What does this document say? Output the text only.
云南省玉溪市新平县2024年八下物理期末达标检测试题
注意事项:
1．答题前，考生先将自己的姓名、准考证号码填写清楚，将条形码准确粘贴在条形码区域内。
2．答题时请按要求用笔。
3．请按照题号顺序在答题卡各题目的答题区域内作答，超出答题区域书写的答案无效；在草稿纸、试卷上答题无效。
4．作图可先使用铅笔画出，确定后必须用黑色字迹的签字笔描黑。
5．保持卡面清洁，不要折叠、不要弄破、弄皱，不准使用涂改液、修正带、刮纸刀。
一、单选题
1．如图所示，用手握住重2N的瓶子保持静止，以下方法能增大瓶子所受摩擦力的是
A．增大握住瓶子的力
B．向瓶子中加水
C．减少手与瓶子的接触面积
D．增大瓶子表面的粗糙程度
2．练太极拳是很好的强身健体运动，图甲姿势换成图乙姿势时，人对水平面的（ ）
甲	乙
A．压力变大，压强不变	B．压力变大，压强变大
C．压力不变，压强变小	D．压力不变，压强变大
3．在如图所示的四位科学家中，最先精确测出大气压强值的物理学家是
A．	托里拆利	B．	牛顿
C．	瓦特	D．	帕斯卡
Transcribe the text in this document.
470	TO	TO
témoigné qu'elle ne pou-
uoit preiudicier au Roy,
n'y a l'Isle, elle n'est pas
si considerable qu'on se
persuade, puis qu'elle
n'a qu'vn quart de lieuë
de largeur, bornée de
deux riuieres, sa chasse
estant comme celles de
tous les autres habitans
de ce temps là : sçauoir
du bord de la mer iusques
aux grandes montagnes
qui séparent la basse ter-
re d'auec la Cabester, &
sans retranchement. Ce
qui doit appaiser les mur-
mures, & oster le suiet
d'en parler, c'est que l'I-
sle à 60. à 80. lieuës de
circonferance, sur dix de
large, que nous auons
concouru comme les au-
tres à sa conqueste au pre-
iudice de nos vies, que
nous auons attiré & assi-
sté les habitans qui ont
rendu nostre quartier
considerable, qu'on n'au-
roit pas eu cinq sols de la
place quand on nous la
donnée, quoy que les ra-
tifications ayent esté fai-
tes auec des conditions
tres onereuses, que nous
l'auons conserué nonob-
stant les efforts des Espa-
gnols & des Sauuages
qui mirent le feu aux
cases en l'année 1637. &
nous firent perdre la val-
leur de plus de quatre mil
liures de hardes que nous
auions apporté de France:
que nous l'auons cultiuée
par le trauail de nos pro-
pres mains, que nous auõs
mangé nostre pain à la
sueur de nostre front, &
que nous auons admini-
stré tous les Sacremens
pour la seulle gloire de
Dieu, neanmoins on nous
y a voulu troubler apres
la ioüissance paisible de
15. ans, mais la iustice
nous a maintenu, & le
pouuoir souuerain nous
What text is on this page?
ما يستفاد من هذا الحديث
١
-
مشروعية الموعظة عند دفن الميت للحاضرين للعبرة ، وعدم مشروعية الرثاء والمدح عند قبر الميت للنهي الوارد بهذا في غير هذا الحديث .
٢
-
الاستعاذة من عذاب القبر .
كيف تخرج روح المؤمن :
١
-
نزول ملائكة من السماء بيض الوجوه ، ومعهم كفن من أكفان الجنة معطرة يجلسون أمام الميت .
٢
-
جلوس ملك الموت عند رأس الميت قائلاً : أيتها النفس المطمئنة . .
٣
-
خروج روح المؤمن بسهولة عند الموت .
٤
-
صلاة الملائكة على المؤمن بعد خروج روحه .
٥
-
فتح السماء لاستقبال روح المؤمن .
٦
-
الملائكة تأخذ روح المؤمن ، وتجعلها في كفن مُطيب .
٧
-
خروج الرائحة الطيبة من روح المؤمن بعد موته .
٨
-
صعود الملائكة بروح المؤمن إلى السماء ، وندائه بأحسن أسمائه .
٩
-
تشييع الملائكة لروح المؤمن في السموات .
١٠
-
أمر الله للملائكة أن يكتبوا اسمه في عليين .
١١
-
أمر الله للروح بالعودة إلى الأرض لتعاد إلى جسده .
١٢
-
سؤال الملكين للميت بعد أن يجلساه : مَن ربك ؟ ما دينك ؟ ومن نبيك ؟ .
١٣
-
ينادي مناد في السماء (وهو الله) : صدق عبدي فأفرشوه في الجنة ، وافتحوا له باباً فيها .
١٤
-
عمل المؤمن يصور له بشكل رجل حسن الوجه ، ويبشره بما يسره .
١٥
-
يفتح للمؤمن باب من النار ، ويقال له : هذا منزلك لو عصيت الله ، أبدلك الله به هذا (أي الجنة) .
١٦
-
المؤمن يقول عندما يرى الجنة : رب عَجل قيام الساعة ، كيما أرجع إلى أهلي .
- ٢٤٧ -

· · · · ·

**WHAT THE TASK REQUIRES**: Return only the lines running from the line with "What text is on this page?" to the last line of the records, both included, exactly as written.

**EXERCISE OUTPUT**:
What text is on this page?
ما يستفاد من هذا الحديث
١
-
مشروعية الموعظة عند دفن الميت للحاضرين للعبرة ، وعدم مشروعية الرثاء والمدح عند قبر الميت للنهي الوارد بهذا في غير هذا الحديث .
٢
-
الاستعاذة من عذاب القبر .
كيف تخرج روح المؤمن :
١
-
نزول ملائكة من السماء بيض الوجوه ، ومعهم كفن من أكفان الجنة معطرة يجلسون أمام الميت .
٢
-
جلوس ملك الموت عند رأس الميت قائلاً : أيتها النفس المطمئنة . .
٣
-
خروج روح المؤمن بسهولة عند الموت .
٤
-
صلاة الملائكة على المؤمن بعد خروج روحه .
٥
-
فتح السماء لاستقبال روح المؤمن .
٦
-
الملائكة تأخذ روح المؤمن ، وتجعلها في كفن مُطيب .
٧
-
خروج الرائحة الطيبة من روح المؤمن بعد موته .
٨
-
صعود الملائكة بروح المؤمن إلى السماء ، وندائه بأحسن أسمائه .
٩
-
تشييع الملائكة لروح المؤمن في السموات .
١٠
-
أمر الله للملائكة أن يكتبوا اسمه في عليين .
١١
-
أمر الله للروح بالعودة إلى الأرض لتعاد إلى جسده .
١٢
-
سؤال الملكين للميت بعد أن يجلساه : مَن ربك ؟ ما دينك ؟ ومن نبيك ؟ .
١٣
-
ينادي مناد في السماء (وهو الله) : صدق عبدي فأفرشوه في الجنة ، وافتحوا له باباً فيها .
١٤
-
عمل المؤمن يصور له بشكل رجل حسن الوجه ، ويبشره بما يسره .
١٥
-
يفتح للمؤمن باب من النار ، ويقال له : هذا منزلك لو عصيت الله ، أبدلك الله به هذا (أي الجنة) .
١٦
-
المؤمن يقول عندما يرى الجنة : رب عَجل قيام الساعة ، كيما أرجع إلى أهلي .
- ٢٤٧ -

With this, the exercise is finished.